Dataset records
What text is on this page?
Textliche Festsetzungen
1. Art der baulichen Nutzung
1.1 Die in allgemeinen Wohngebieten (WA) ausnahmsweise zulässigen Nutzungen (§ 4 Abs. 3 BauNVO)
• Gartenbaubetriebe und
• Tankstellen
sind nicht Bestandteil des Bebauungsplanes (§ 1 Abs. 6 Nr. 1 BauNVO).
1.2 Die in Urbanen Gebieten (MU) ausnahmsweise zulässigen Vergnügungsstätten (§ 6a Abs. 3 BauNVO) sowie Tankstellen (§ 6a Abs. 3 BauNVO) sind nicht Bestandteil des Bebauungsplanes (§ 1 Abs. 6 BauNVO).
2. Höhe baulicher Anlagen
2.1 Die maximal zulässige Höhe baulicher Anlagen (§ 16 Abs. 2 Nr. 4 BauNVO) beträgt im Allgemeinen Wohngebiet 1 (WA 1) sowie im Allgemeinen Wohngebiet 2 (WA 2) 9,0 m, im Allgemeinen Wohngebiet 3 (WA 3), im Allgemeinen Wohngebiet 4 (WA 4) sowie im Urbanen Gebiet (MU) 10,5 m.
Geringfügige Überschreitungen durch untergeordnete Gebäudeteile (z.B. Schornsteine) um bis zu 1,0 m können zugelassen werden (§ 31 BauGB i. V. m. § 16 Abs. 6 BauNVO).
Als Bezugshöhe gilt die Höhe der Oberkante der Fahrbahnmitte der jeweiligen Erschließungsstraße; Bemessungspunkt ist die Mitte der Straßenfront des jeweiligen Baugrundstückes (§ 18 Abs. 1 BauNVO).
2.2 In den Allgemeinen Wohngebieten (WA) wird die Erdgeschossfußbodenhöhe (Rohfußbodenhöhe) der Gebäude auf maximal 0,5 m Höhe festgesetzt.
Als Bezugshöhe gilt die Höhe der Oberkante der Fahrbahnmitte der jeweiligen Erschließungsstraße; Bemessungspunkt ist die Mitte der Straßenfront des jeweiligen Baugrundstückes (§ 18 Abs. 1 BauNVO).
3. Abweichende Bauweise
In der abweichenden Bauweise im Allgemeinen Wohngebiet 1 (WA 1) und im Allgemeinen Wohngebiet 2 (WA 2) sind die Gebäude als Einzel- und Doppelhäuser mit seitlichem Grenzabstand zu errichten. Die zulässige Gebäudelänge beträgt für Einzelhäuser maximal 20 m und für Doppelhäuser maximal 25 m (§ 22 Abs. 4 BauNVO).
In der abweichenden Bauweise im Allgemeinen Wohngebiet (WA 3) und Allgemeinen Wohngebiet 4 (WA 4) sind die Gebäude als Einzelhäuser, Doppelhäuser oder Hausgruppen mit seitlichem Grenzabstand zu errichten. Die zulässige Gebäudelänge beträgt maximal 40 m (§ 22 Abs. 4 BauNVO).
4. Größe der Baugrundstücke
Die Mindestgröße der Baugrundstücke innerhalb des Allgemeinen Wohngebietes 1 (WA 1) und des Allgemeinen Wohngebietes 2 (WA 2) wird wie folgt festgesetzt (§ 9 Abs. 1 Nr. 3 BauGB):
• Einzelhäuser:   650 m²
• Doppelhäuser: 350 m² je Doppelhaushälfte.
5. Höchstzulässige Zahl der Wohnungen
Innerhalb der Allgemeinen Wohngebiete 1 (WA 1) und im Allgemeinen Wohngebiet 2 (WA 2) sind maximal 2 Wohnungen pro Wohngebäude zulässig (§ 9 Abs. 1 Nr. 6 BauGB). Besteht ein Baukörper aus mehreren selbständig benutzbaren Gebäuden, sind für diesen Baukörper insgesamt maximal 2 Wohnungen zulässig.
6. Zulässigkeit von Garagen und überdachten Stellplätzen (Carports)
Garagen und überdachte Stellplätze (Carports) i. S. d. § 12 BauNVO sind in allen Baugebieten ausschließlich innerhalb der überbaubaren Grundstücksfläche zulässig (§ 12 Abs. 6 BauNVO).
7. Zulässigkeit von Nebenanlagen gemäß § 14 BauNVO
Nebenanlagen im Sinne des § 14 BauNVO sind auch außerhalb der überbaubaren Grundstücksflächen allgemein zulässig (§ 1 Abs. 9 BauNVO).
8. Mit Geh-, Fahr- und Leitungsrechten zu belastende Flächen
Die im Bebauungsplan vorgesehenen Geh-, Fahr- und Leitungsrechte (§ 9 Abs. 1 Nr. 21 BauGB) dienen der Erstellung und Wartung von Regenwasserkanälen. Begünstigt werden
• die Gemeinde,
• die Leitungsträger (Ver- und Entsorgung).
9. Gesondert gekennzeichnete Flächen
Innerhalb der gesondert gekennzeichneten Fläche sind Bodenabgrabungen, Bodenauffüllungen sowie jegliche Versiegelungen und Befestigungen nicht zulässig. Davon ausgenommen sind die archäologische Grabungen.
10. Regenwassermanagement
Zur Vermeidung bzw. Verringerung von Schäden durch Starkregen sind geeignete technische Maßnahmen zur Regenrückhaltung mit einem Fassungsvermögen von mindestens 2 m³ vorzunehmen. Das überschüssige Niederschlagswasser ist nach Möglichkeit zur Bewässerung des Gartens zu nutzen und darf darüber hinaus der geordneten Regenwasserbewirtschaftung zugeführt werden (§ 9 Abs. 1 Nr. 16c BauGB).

=== TASK TO CARRY OUT ===
Identify the lines above with the word "Garagen". Copy them.

=== YOUR RESPONSE ===
6. Zulässigkeit von Garagen und überdachten Stellplätzen (Carports)
Garagen und überdachte Stellplätze (Carports) i. S. d. § 12 BauNVO sind in allen Baugebieten ausschließlich innerhalb der überbaubaren Grundstücksfläche zulässig (§ 12 Abs. 6 BauNVO).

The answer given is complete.